= Exercise set =
[a] Rewrite the forum thread about the cleared gutter from "OP - I hadn't" to "a neighbouring property?", replacing "gutter" with "drainpipe".
[b] Continue the forum thread about paying the workman who cleared the gutter, starting after its last post.

= Text provided =
══════

Basically he went up a ladder and cleared your gutter to try to save you and your neighbour water damage - your neighbour explained that to you. I am not a builder but I have done up a few properties and have enough knowledge of buildings to know how much damage can be done - a lot.

If I could get someone to climb up a ladder up our very high house and unblock our gutter (which is currently blocked) for £70 I would honestly bite their arm off.

So yes, you should pay him, tout de suite. As to what account you pay into it is in fact up to him - legally - he has the right to assignment of any monies which are due to him.

The account may or may not be his and if it isn't and you are concerned that he is not evading tax then that is a whole other issue - not relevant to whether you pay him, and to be considered by you later as to what you want to do. The same about the swearing - not acceptable but a separate issue and you need to think about what if any action you want to take after paying him.

Hope this helps. Your approach here is in fact part of the problem in relation to poor client/workman relations generally, both side distrusting each other.

thisisanexplanation · 18/06/2020 14:40

OP - I hadn't read your updates - if he has accepted it all, then fine, then fine. I can also see you are upset about this, but quite honestly I do know workman who would offer to unblock a gutter, it would not to try to get you in more of a mess, to try to create more damage, it would be to offer to solve a problem.

Interesting how your neighbours were insistent that the 'work' needed to be done to protect/benefit both properties, but never mentioned paying their half of the bill.... it was the OP's gutter damaging a neighbouring property?

My neighbours (who I previously got on well with) were with him, vouching for him and insisting that I needed it doing because it was affecting both properties etc. It wasn't a huge amount of money (£70) so I agreed this is not being doorstepped, it is a neighbour introducing a workman and agreeing with the workman that a gutter needed to be unblocked.

Anyway - I have not wish to upset you further - next time if you want to say it is rented or your husband needs to take the decision so that you don't feel bulldozed, then that is your prerogative.

forgetthehousework · 18/06/2020 14:46

Well done OP. And now you know that you're capable of standing up for yourself too. (Ignore anyone saying your husband should have done it - if this post was on a feminism thread you'd be burnt in effigy for even suggesting you needed a man to do it for you Grin). Personally speaking I'd have preferred to have another person around as backup, so hats off to you.

══════

= Recorded information =
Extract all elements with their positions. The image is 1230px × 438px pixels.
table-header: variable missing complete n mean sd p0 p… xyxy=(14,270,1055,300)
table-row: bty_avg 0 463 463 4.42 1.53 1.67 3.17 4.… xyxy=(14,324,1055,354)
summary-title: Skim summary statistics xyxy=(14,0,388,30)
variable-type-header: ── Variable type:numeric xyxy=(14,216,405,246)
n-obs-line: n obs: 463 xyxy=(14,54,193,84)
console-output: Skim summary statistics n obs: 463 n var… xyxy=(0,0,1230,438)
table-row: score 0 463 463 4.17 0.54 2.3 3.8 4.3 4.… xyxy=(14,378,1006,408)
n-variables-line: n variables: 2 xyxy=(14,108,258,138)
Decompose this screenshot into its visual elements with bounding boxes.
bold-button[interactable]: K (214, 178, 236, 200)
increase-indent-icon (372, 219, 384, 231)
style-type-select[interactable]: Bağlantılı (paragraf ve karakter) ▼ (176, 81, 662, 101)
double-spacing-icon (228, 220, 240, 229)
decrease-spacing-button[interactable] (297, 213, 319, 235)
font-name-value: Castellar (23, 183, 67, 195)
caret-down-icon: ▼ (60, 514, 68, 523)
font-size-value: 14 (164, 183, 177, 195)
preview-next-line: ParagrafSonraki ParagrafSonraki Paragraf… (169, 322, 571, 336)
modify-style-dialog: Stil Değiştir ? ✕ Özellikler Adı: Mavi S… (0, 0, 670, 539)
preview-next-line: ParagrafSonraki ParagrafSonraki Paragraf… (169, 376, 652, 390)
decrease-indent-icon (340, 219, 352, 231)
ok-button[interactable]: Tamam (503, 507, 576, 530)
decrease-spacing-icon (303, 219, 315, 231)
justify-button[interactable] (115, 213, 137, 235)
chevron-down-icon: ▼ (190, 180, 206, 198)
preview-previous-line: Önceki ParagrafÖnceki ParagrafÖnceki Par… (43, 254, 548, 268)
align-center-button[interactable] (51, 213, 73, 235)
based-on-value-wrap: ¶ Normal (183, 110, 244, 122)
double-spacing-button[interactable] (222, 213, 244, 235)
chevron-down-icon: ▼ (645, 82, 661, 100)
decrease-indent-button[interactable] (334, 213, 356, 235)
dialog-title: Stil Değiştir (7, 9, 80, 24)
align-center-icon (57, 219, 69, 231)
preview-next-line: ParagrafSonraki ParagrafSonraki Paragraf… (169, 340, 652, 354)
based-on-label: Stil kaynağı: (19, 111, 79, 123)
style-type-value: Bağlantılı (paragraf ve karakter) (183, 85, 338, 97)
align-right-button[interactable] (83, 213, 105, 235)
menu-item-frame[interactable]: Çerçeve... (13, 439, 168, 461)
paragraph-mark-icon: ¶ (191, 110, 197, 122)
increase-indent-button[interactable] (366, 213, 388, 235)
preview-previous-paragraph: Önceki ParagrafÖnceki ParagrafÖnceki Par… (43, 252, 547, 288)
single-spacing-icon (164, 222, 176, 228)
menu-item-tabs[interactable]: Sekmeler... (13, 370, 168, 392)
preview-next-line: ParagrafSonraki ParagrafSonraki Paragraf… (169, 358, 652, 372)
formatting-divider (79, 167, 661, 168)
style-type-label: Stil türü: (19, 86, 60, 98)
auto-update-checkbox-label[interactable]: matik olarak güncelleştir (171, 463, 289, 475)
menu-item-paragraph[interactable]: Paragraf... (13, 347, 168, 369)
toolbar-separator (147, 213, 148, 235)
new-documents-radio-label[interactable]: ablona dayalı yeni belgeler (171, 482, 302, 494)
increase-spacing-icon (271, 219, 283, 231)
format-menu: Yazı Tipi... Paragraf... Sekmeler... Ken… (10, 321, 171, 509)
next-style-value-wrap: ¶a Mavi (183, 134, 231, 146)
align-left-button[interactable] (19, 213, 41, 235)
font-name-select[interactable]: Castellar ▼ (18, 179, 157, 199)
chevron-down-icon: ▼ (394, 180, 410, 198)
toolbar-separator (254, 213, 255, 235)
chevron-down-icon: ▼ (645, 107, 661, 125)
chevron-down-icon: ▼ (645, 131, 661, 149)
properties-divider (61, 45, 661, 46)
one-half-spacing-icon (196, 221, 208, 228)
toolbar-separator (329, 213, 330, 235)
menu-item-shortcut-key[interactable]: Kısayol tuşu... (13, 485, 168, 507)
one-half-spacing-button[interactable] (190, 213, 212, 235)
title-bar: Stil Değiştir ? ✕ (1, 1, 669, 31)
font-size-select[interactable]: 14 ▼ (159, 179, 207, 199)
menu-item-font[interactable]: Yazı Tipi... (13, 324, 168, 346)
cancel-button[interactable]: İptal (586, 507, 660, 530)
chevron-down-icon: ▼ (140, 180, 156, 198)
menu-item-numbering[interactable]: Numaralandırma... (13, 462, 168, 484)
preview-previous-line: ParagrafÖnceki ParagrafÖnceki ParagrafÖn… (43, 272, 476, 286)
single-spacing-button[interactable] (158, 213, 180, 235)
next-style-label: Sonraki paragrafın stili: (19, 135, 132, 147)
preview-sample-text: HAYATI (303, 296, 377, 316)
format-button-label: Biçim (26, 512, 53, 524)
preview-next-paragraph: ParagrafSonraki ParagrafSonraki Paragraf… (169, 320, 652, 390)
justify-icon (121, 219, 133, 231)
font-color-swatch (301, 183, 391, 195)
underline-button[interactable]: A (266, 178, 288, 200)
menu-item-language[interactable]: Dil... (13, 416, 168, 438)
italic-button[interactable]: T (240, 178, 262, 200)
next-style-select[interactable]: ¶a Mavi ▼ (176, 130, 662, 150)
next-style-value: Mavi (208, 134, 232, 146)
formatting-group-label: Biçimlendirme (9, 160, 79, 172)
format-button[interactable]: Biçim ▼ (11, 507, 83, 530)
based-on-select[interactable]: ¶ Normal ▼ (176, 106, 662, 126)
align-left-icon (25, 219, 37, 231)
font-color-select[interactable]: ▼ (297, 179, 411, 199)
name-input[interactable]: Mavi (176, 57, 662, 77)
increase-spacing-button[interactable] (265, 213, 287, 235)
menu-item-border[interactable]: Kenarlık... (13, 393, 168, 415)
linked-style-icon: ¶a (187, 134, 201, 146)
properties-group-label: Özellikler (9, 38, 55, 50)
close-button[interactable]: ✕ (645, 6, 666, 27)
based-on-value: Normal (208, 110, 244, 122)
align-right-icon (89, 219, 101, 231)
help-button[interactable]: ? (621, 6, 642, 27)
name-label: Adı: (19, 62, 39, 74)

══════

= Answer list =
[a]
OP - I hadn't read your updates - if he has accepted it all, then fine, then fine. I can also see you are upset about this, but quite honestly I do know workman who would offer to unblock a drainpipe, it would not to try to get you in more of a mess, to try to create more damage, it would be to offer to solve a problem.

Interesting how your neighbours were insistent that the 'work' needed to be done to protect/benefit both properties, but never mentioned paying their half of the bill.... it was the OP's drainpipe damaging a neighbouring property?

[b]
Roussette · 18/06/2020 14:48

I would be furious with my neighbours to be honest.

Go round and see them and say... I do not appreciate you sending round your workman who strong armed me into having work done, that he didn't complete, and then threatened and swore at me. DO NOT send anyone else round again. I can find reputable tradesmen, and yours was not one.

sillywoman456 · 18/06/2020 14:49

@thisisanexplanation I spoke to Trading Standards, describing exactly what happened as I have done here, and they called it a 'doorstop crime' and stated some legislation which I wrote down about cooling off periods, contracts not being formed if pressured to do it straight away etc.

Anyway, whether or not, of course I'd have to pay more for more work, replacement of rotten parts and scaffolding etc, but as none of this was done, I can't see how it's relevant.

The banking issue is simply that as I had no paperwork, no name or business name and indeed had not contacted this man to do the work, so I could literally have been paying anyone. I was concerned that the man May return and say he hadn't been paid and demanding payment, because I didn't have his actual details as proof.

Anyway, what's done is done and I don't think I behaved unreasonably. In my job, I certainly wouldn't get paid £70 for a few minutes work, so I don't think he did too badly out of it.

OP posts:
Mittens030869 · 18/06/2020 14:50

I would contact the police and let him know. Imagine what he'd be like with an elderly person on their own.

^This in spades. You really should involve the police.